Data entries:

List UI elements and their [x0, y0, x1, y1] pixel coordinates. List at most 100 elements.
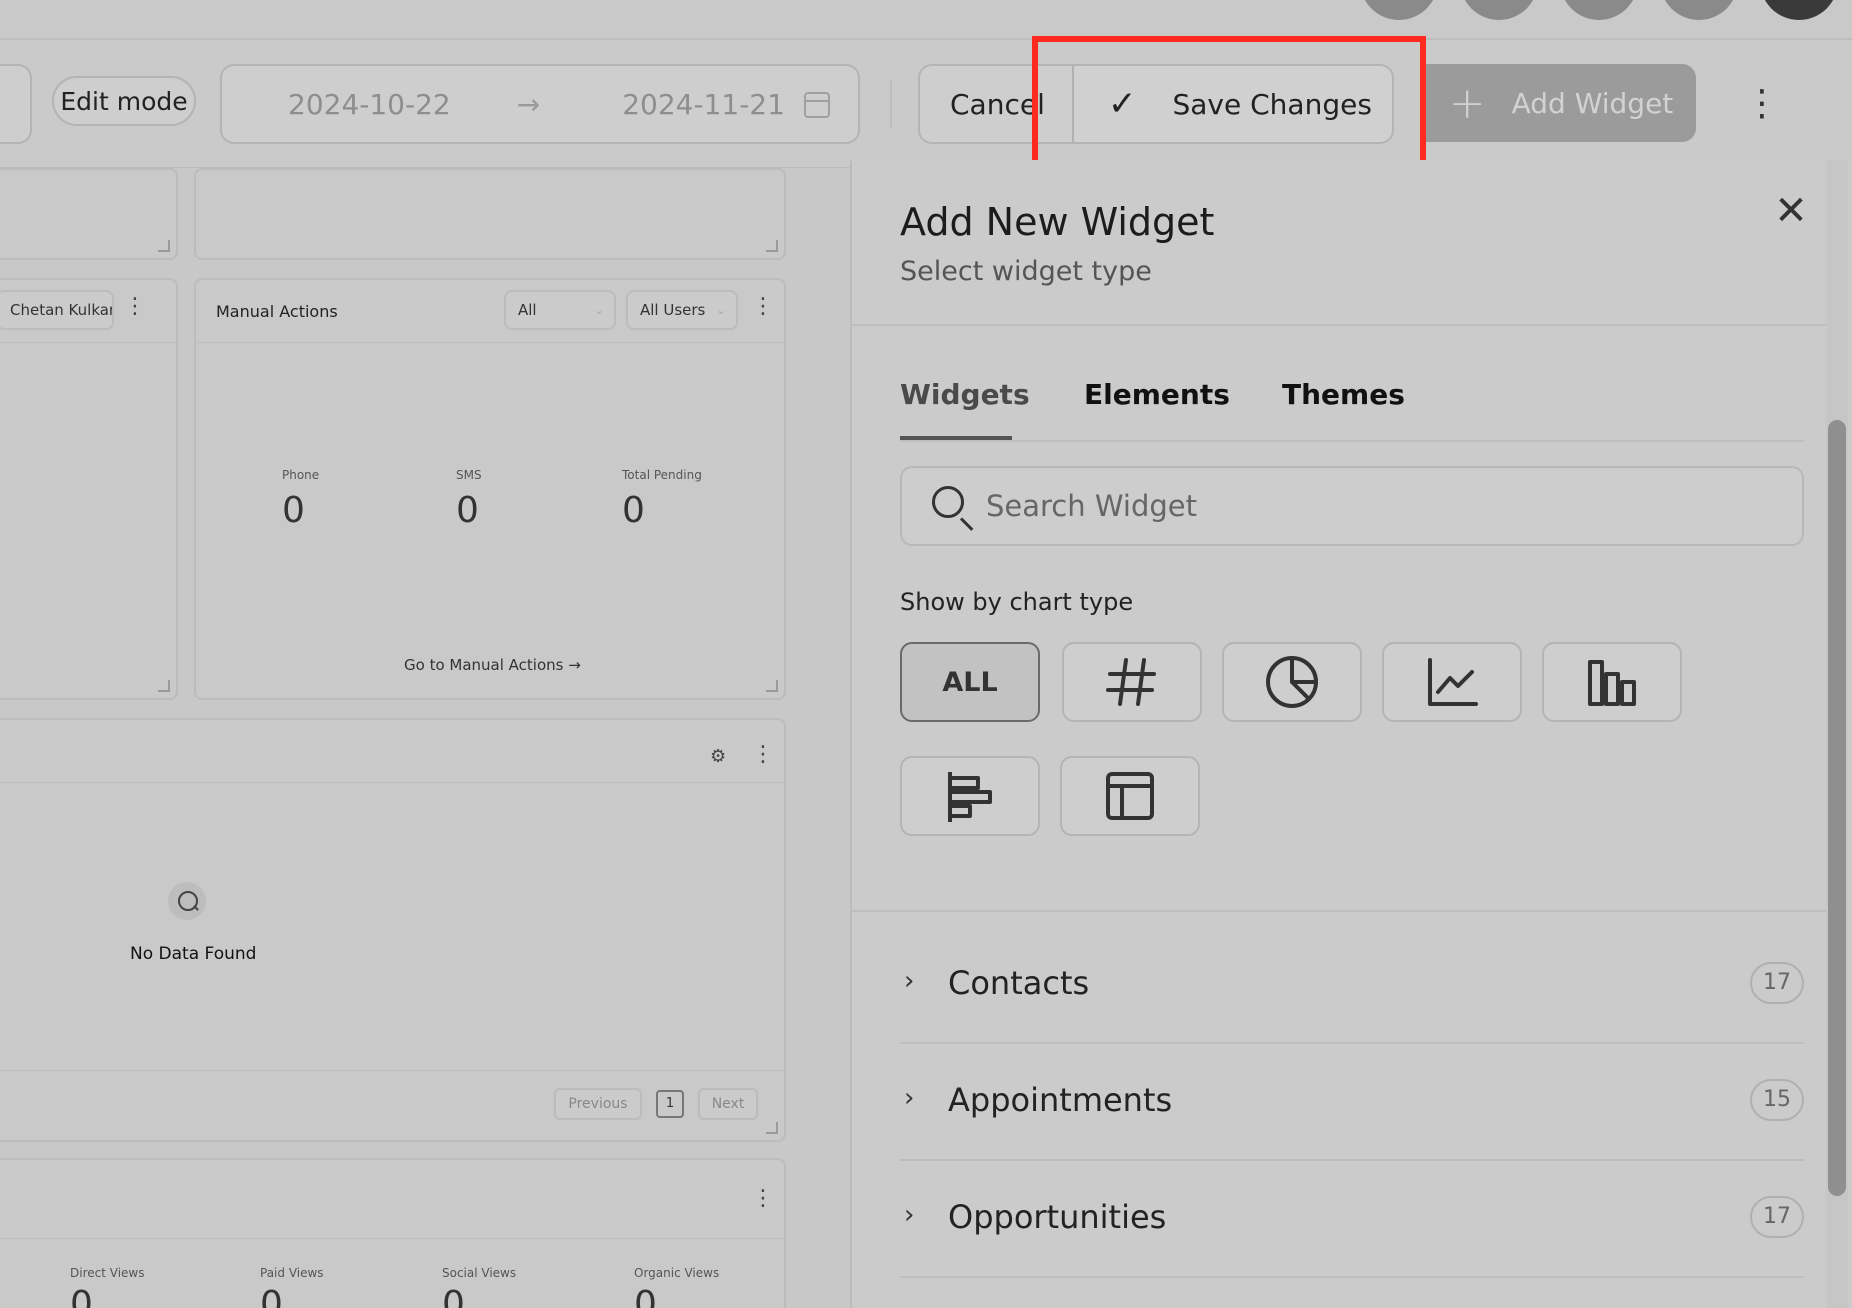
chart-type-pie-button[interactable]: [1222, 642, 1362, 722]
panel-subtitle: Select widget type: [900, 256, 1152, 287]
filter-type-select[interactable]: All ⌄: [504, 290, 616, 330]
category-opportunities[interactable]: › Opportunities 17: [900, 1162, 1804, 1278]
stat-label: Organic Views: [634, 1266, 720, 1280]
search-widget-box[interactable]: [900, 466, 1804, 546]
category-appointments[interactable]: › Appointments 15: [900, 1045, 1804, 1161]
add-widget-label: Add Widget: [1511, 86, 1674, 120]
page-number[interactable]: 1: [656, 1090, 684, 1118]
card-more-icon[interactable]: ⋮: [752, 294, 774, 319]
chevron-down-icon: ⌄: [593, 303, 604, 317]
date-range-picker[interactable]: 2024-10-22 → 2024-11-21: [220, 64, 860, 144]
panel-title: Add New Widget: [900, 200, 1215, 244]
card-more-icon[interactable]: ⋮: [752, 1186, 774, 1211]
arrow-right-icon: →: [516, 87, 541, 121]
add-widget-panel: Add New Widget Select widget type ✕ Widg…: [850, 160, 1852, 1308]
chart-type-all-label: ALL: [942, 666, 998, 698]
chart-type-all-button[interactable]: ALL: [900, 642, 1040, 722]
category-label: Appointments: [948, 1081, 1173, 1119]
card-more-icon[interactable]: ⋮: [752, 742, 774, 767]
stat-label: Paid Views: [260, 1266, 324, 1280]
line-chart-icon: [1428, 658, 1478, 706]
toolbar-divider: [890, 80, 892, 128]
card-more-icon[interactable]: ⋮: [124, 294, 146, 319]
tab-themes[interactable]: Themes: [1282, 378, 1405, 411]
filter-users-value: All Users: [640, 301, 706, 319]
stat-value: 0: [622, 490, 645, 531]
chevron-right-icon: ›: [904, 1200, 915, 1230]
stat-value: 0: [634, 1284, 657, 1308]
chart-type-number-button[interactable]: [1062, 642, 1202, 722]
arrow-right-icon: →: [568, 656, 581, 674]
bar-chart-icon: [1588, 660, 1636, 706]
tab-elements[interactable]: Elements: [1084, 378, 1230, 411]
panel-scrollbar[interactable]: [1828, 420, 1846, 1196]
stat-label: Social Views: [442, 1266, 517, 1280]
avatar[interactable]: [1560, 0, 1638, 20]
user-avatar[interactable]: [1760, 0, 1838, 20]
top-bar: [0, 0, 1852, 40]
toolbar-left-control[interactable]: [0, 64, 32, 144]
category-contacts[interactable]: › Contacts 17: [900, 928, 1804, 1044]
date-start: 2024-10-22: [288, 87, 451, 121]
stat-value: 0: [282, 490, 305, 531]
card-title: Manual Actions: [216, 302, 338, 321]
add-widget-button[interactable]: + Add Widget: [1426, 64, 1696, 142]
chevron-right-icon: ›: [904, 1083, 915, 1113]
close-icon[interactable]: ✕: [1770, 190, 1812, 232]
avatar[interactable]: [1460, 0, 1538, 20]
date-end: 2024-11-21: [622, 87, 785, 121]
previous-page-button[interactable]: Previous: [554, 1088, 642, 1120]
filter-users-select[interactable]: All Users ⌄: [626, 290, 738, 330]
chevron-down-icon: ⌄: [715, 303, 726, 317]
category-label: Opportunities: [948, 1198, 1167, 1236]
manual-actions-card: Manual Actions All ⌄ All Users ⌄ ⋮ Phone 0…: [194, 278, 786, 700]
chevron-right-icon: ›: [904, 966, 915, 996]
plus-icon: +: [1448, 77, 1486, 129]
save-changes-label: Save Changes: [1172, 87, 1372, 121]
filter-settings-icon[interactable]: ⚙: [710, 746, 726, 767]
widget-card: [0, 168, 178, 260]
avatar[interactable]: [1660, 0, 1738, 20]
link-label: Go to Manual Actions: [404, 656, 564, 674]
calendar-icon[interactable]: [804, 92, 830, 118]
widget-card: [194, 168, 786, 260]
edit-mode-badge[interactable]: Edit mode: [52, 76, 196, 126]
stat-label: Phone: [282, 468, 320, 482]
stat-value: 0: [456, 490, 479, 531]
number-icon: [1106, 658, 1156, 706]
widget-card: Chetan Kulkarni ⋮: [0, 278, 178, 700]
chart-type-horizontal-bar-button[interactable]: [900, 756, 1040, 836]
more-options-icon[interactable]: ⋮: [1744, 84, 1780, 124]
views-card: ⋮ Direct Views 0 Paid Views 0 Social Vie…: [0, 1158, 786, 1308]
no-data-text: No Data Found: [130, 944, 257, 964]
category-count-badge: 17: [1750, 962, 1804, 1004]
stat-value: 0: [260, 1284, 283, 1308]
stat-value: 0: [442, 1284, 465, 1308]
category-count-badge: 15: [1750, 1079, 1804, 1121]
cancel-label: Cancel: [950, 87, 1045, 121]
avatar[interactable]: [1360, 0, 1438, 20]
stat-label: Total Pending: [622, 468, 702, 482]
search-icon: [168, 882, 206, 920]
chart-type-bar-button[interactable]: [1542, 642, 1682, 722]
stat-label: SMS: [456, 468, 482, 482]
next-page-button[interactable]: Next: [698, 1088, 758, 1120]
chart-type-label: Show by chart type: [900, 588, 1134, 616]
category-count-badge: 17: [1750, 1196, 1804, 1238]
go-to-manual-actions-link[interactable]: Go to Manual Actions →: [404, 656, 581, 674]
horizontal-bar-chart-icon: [948, 772, 992, 822]
chart-type-line-button[interactable]: [1382, 642, 1522, 722]
table-icon: [1106, 772, 1154, 820]
table-card: ⚙ ⋮ Previous 1 Next: [0, 718, 786, 1142]
pie-chart-icon: [1266, 656, 1318, 708]
user-select[interactable]: Chetan Kulkarni: [0, 290, 114, 330]
save-changes-button[interactable]: ✓ Save Changes: [1072, 64, 1394, 144]
filter-type-value: All: [518, 301, 537, 319]
search-widget-input[interactable]: [986, 484, 1766, 528]
tab-widgets[interactable]: Widgets: [900, 378, 1030, 411]
search-icon: [932, 486, 964, 518]
check-icon: ✓: [1108, 84, 1137, 124]
chart-type-table-button[interactable]: [1060, 756, 1200, 836]
user-select-value: Chetan Kulkarni: [10, 301, 114, 319]
stat-value: 0: [70, 1284, 93, 1308]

**What is expected**
Give every line of the records above as a numbered list, skipping blank lines and leaving out the pictures.

**Solution below**
1. List UI elements and their [x0, y0, x1, y1] pixel coordinates. List at most 100 elements.
2. chart-type-pie-button[interactable]: [1222, 642, 1362, 722]
3. panel-subtitle: Select widget type: [900, 256, 1152, 287]
4. filter-type-select[interactable]: All ⌄: [504, 290, 616, 330]
5. category-opportunities[interactable]: › Opportunities 17: [900, 1162, 1804, 1278]
6. stat-label: Organic Views: [634, 1266, 720, 1280]
7. search-widget-box[interactable]: [900, 466, 1804, 546]
8. category-appointments[interactable]: › Appointments 15: [900, 1045, 1804, 1161]
9. add-widget-label: Add Widget: [1511, 86, 1674, 120]
10. page-number[interactable]: 1: [656, 1090, 684, 1118]
11. card-more-icon[interactable]: ⋮: [752, 294, 774, 319]
12. chevron-down-icon: ⌄: [593, 303, 604, 317]
13. date-range-picker[interactable]: 2024-10-22 → 2024-11-21: [220, 64, 860, 144]
14. panel-title: Add New Widget: [900, 200, 1215, 244]
15. card-more-icon[interactable]: ⋮: [752, 1186, 774, 1211]
16. arrow-right-icon: →: [516, 87, 541, 121]
17. add-widget-panel: Add New Widget Select widget type ✕ Widg…: [850, 160, 1852, 1308]
18. chart-type-all-label: ALL: [942, 666, 998, 698]
19. chart-type-all-button[interactable]: ALL: [900, 642, 1040, 722]
20. category-label: Appointments: [948, 1081, 1173, 1119]
21. card-more-icon[interactable]: ⋮: [752, 742, 774, 767]
22. stat-label: Paid Views: [260, 1266, 324, 1280]
23. line-chart-icon: [1428, 658, 1478, 706]
24. toolbar-divider: [890, 80, 892, 128]
25. card-more-icon[interactable]: ⋮: [124, 294, 146, 319]
26. tab-themes[interactable]: Themes: [1282, 378, 1405, 411]
27. filter-users-value: All Users: [640, 301, 706, 319]
28. stat-value: 0: [622, 490, 645, 531]
29. chevron-right-icon: ›: [904, 1200, 915, 1230]
30. stat-value: 0: [634, 1284, 657, 1308]
31. chart-type-number-button[interactable]: [1062, 642, 1202, 722]
32. arrow-right-icon: →: [568, 656, 581, 674]
33. bar-chart-icon: [1588, 660, 1636, 706]
34. tab-elements[interactable]: Elements: [1084, 378, 1230, 411]
35. panel-scrollbar[interactable]: [1828, 420, 1846, 1196]
36. stat-label: Social Views: [442, 1266, 517, 1280]
37. avatar[interactable]: [1560, 0, 1638, 20]
38. user-avatar[interactable]: [1760, 0, 1838, 20]
39. top-bar: [0, 0, 1852, 40]
40. toolbar-left-control[interactable]: [0, 64, 32, 144]
41. category-contacts[interactable]: › Contacts 17: [900, 928, 1804, 1044]
42. date-start: 2024-10-22: [288, 87, 451, 121]
43. stat-value: 0: [282, 490, 305, 531]
44. card-title: Manual Actions: [216, 302, 338, 321]
45. add-widget-button[interactable]: + Add Widget: [1426, 64, 1696, 142]
46. chevron-right-icon: ›: [904, 1083, 915, 1113]
47. close-icon[interactable]: ✕: [1770, 190, 1812, 232]
48. avatar[interactable]: [1460, 0, 1538, 20]
49. date-end: 2024-11-21: [622, 87, 785, 121]
50. previous-page-button[interactable]: Previous: [554, 1088, 642, 1120]
51. filter-users-select[interactable]: All Users ⌄: [626, 290, 738, 330]
52. chevron-down-icon: ⌄: [715, 303, 726, 317]
53. category-label: Opportunities: [948, 1198, 1167, 1236]
54. manual-actions-card: Manual Actions All ⌄ All Users ⌄ ⋮ Phone 0…: [194, 278, 786, 700]
55. chevron-right-icon: ›: [904, 966, 915, 996]
56. plus-icon: +: [1448, 77, 1486, 129]
57. save-changes-label: Save Changes: [1172, 87, 1372, 121]
58. filter-settings-icon[interactable]: ⚙: [710, 746, 726, 767]
59. widget-card: [0, 168, 178, 260]
60. avatar[interactable]: [1660, 0, 1738, 20]
61. link-label: Go to Manual Actions: [404, 656, 564, 674]
62. calendar-icon[interactable]: [804, 92, 830, 118]
63. widget-card: [194, 168, 786, 260]
64. edit-mode-badge[interactable]: Edit mode: [52, 76, 196, 126]
65. stat-label: Phone: [282, 468, 320, 482]
66. stat-value: 0: [456, 490, 479, 531]
67. number-icon: [1106, 658, 1156, 706]
68. widget-card: Chetan Kulkarni ⋮: [0, 278, 178, 700]
69. chart-type-horizontal-bar-button[interactable]: [900, 756, 1040, 836]
70. more-options-icon[interactable]: ⋮: [1744, 84, 1780, 124]
71. views-card: ⋮ Direct Views 0 Paid Views 0 Social Vie…: [0, 1158, 786, 1308]
72. no-data-text: No Data Found: [130, 944, 257, 964]
73. category-count-badge: 17: [1750, 962, 1804, 1004]
74. stat-value: 0: [260, 1284, 283, 1308]
75. stat-value: 0: [442, 1284, 465, 1308]
76. category-count-badge: 15: [1750, 1079, 1804, 1121]
77. cancel-label: Cancel: [950, 87, 1045, 121]
78. avatar[interactable]: [1360, 0, 1438, 20]
79. stat-label: Total Pending: [622, 468, 702, 482]
80. search-icon: [168, 882, 206, 920]
81. chart-type-bar-button[interactable]: [1542, 642, 1682, 722]
82. stat-label: SMS: [456, 468, 482, 482]
83. next-page-button[interactable]: Next: [698, 1088, 758, 1120]
84. chart-type-label: Show by chart type: [900, 588, 1134, 616]
85. category-count-badge: 17: [1750, 1196, 1804, 1238]
86. go-to-manual-actions-link[interactable]: Go to Manual Actions →: [404, 656, 581, 674]
87. horizontal-bar-chart-icon: [948, 772, 992, 822]
88. chart-type-line-button[interactable]: [1382, 642, 1522, 722]
89. table-icon: [1106, 772, 1154, 820]
90. table-card: ⚙ ⋮ Previous 1 Next: [0, 718, 786, 1142]
91. pie-chart-icon: [1266, 656, 1318, 708]
92. user-select[interactable]: Chetan Kulkarni: [0, 290, 114, 330]
93. save-changes-button[interactable]: ✓ Save Changes: [1072, 64, 1394, 144]
94. filter-type-value: All: [518, 301, 537, 319]
95. search-widget-input[interactable]: [986, 484, 1766, 528]
96. tab-widgets[interactable]: Widgets: [900, 378, 1030, 411]
97. search-icon: [932, 486, 964, 518]
98. check-icon: ✓: [1108, 84, 1137, 124]
99. chart-type-table-button[interactable]: [1060, 756, 1200, 836]
100. user-select-value: Chetan Kulkarni: [10, 301, 114, 319]
101. stat-value: 0: [70, 1284, 93, 1308]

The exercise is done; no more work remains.